Directive: Transcribe the entries that follow exactly as they appear, minus pictures.

● ● ● ●

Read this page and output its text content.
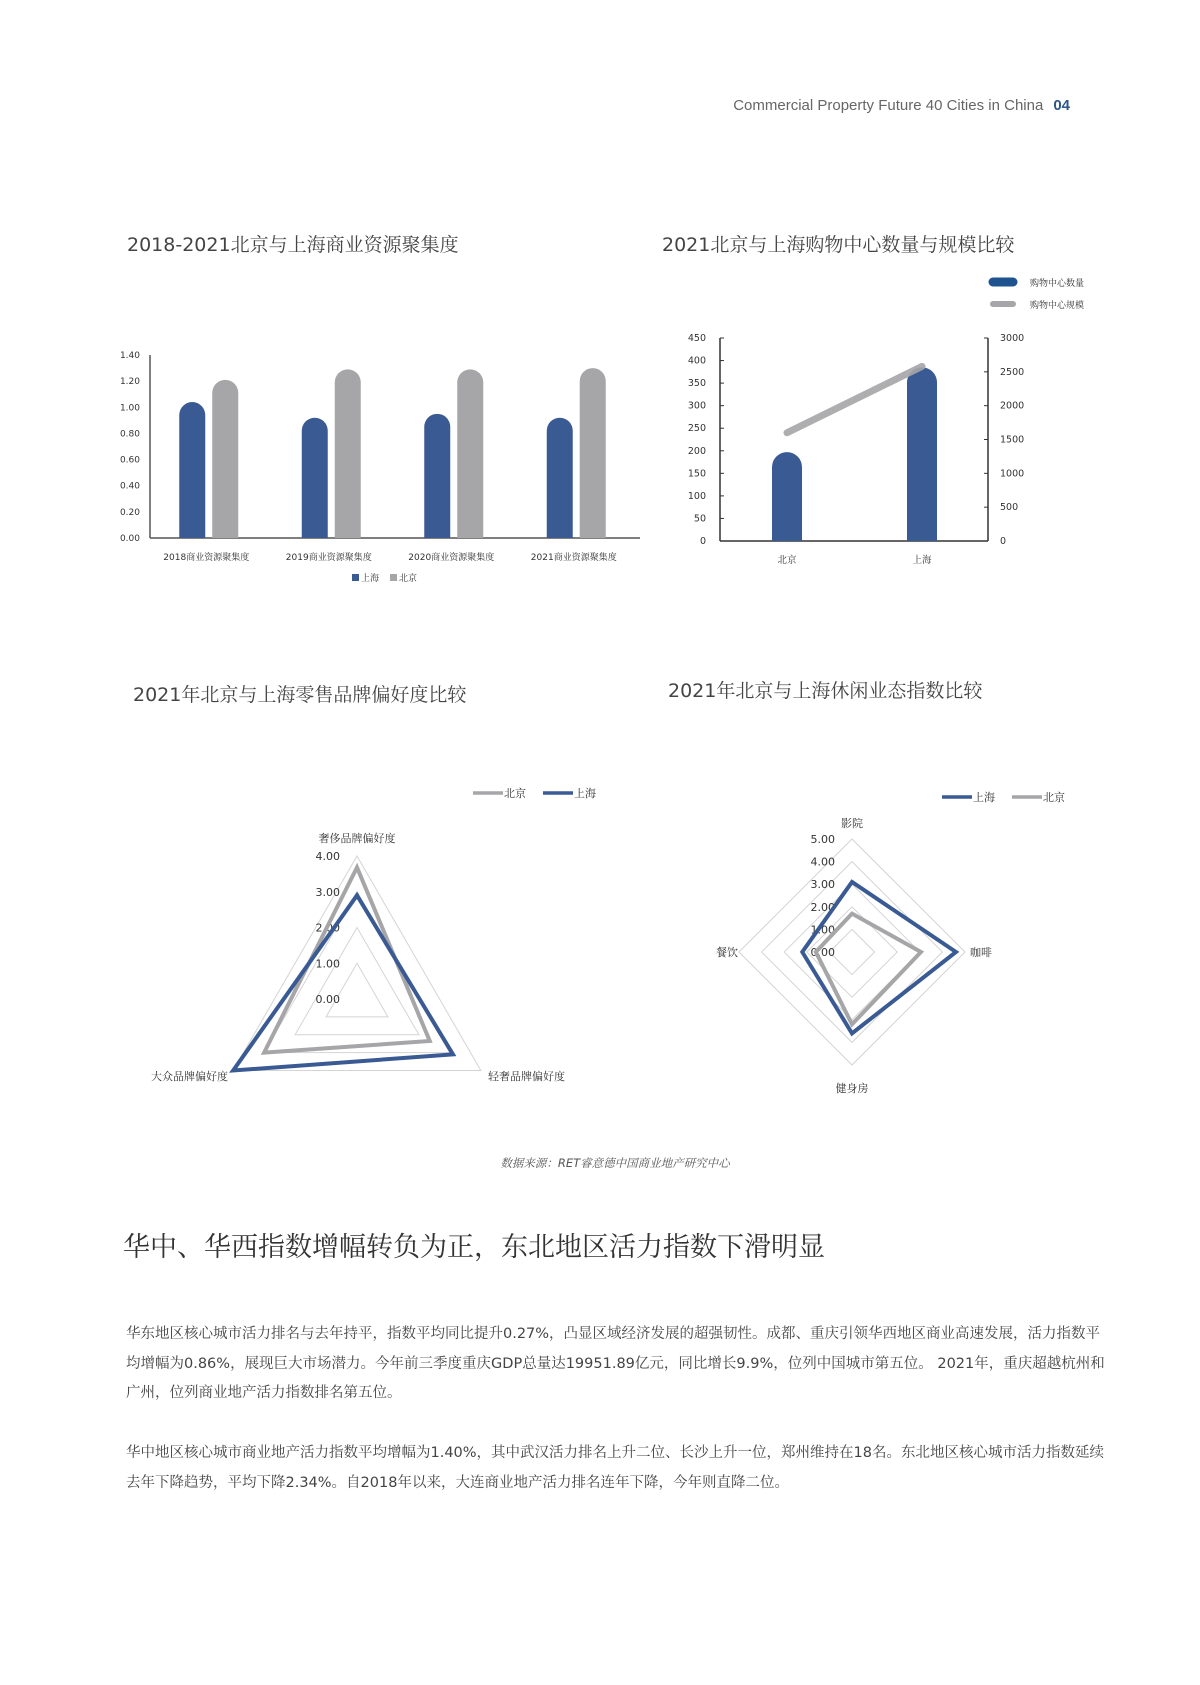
Commercial Property Future 40 Cities in China 04
2018-2021北京与上海商业资源聚集度	2021北京与上海购物中心数量与规模比较
2021年北京与上海零售品牌偏好度比较	2021年北京与上海休闲业态指数比较
0.00
0.20
0.40
0.60
0.80
1.00
1.20
1.40
2018商业资源聚集度	2019商业资源聚集度	2020商业资源聚集度	2021商业资源聚集度
上海 北京
0
50
100
150
200
250
300
350
400
450
0
500
1000
1500
2000
2500
3000
北京	上海
购物中心数量
购物中心规模
0.00
1.00
2.00
3.00
4.00
奢侈品牌偏好度
轻奢品牌偏好度
大众品牌偏好度
北京	上海
0.00
1.00
2.00
3.00
4.00
5.00
影院
咖啡
健身房
餐饮
上海	北京
数据来源：RET睿意德中国商业地产研究中心
华中、华西指数增幅转负为正，东北地区活力指数下滑明显
华东地区核心城市活力排名与去年持平，指数平均同比提升0.27%，凸显区域经济发展的超强韧性。成都、重庆引领华西地区商业高速发展，活力指数平均增幅为0.86%，展现巨大市场潜力。今年前三季度重庆GDP总量达19951.89亿元，同比增长9.9%，位列中国城市第五位。 2021年，重庆超越杭州和广州，位列商业地产活力指数排名第五位。
华中地区核心城市商业地产活力指数平均增幅为1.40%，其中武汉活力排名上升二位、长沙上升一位，郑州维持在18名。东北地区核心城市活力指数延续去年下降趋势，平均下降2.34%。自2018年以来，大连商业地产活力排名连年下降，今年则直降二位。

● ● ● ●

Response for this exercise:
Read this page and output its text content.
Commercial Property Future 40 Cities in China 04
2018-2021北京与上海商业资源聚集度	2021北京与上海购物中心数量与规模比较
2021年北京与上海零售品牌偏好度比较	2021年北京与上海休闲业态指数比较
0.00
0.20
0.40
0.60
0.80
1.00
1.20
1.40
2018商业资源聚集度	2019商业资源聚集度	2020商业资源聚集度	2021商业资源聚集度
上海 北京
0
50
100
150
200
250
300
350
400
450
0
500
1000
1500
2000
2500
3000
北京	上海
购物中心数量
购物中心规模
0.00
1.00
2.00
3.00
4.00
奢侈品牌偏好度
轻奢品牌偏好度
大众品牌偏好度
北京	上海
0.00
1.00
2.00
3.00
4.00
5.00
影院
咖啡
健身房
餐饮
上海	北京
数据来源：RET睿意德中国商业地产研究中心
华中、华西指数增幅转负为正，东北地区活力指数下滑明显
华东地区核心城市活力排名与去年持平，指数平均同比提升0.27%，凸显区域经济发展的超强韧性。成都、重庆引领华西地区商业高速发展，活力指数平均增幅为0.86%，展现巨大市场潜力。今年前三季度重庆GDP总量达19951.89亿元，同比增长9.9%，位列中国城市第五位。 2021年，重庆超越杭州和广州，位列商业地产活力指数排名第五位。
华中地区核心城市商业地产活力指数平均增幅为1.40%，其中武汉活力排名上升二位、长沙上升一位，郑州维持在18名。东北地区核心城市活力指数延续去年下降趋势，平均下降2.34%。自2018年以来，大连商业地产活力排名连年下降，今年则直降二位。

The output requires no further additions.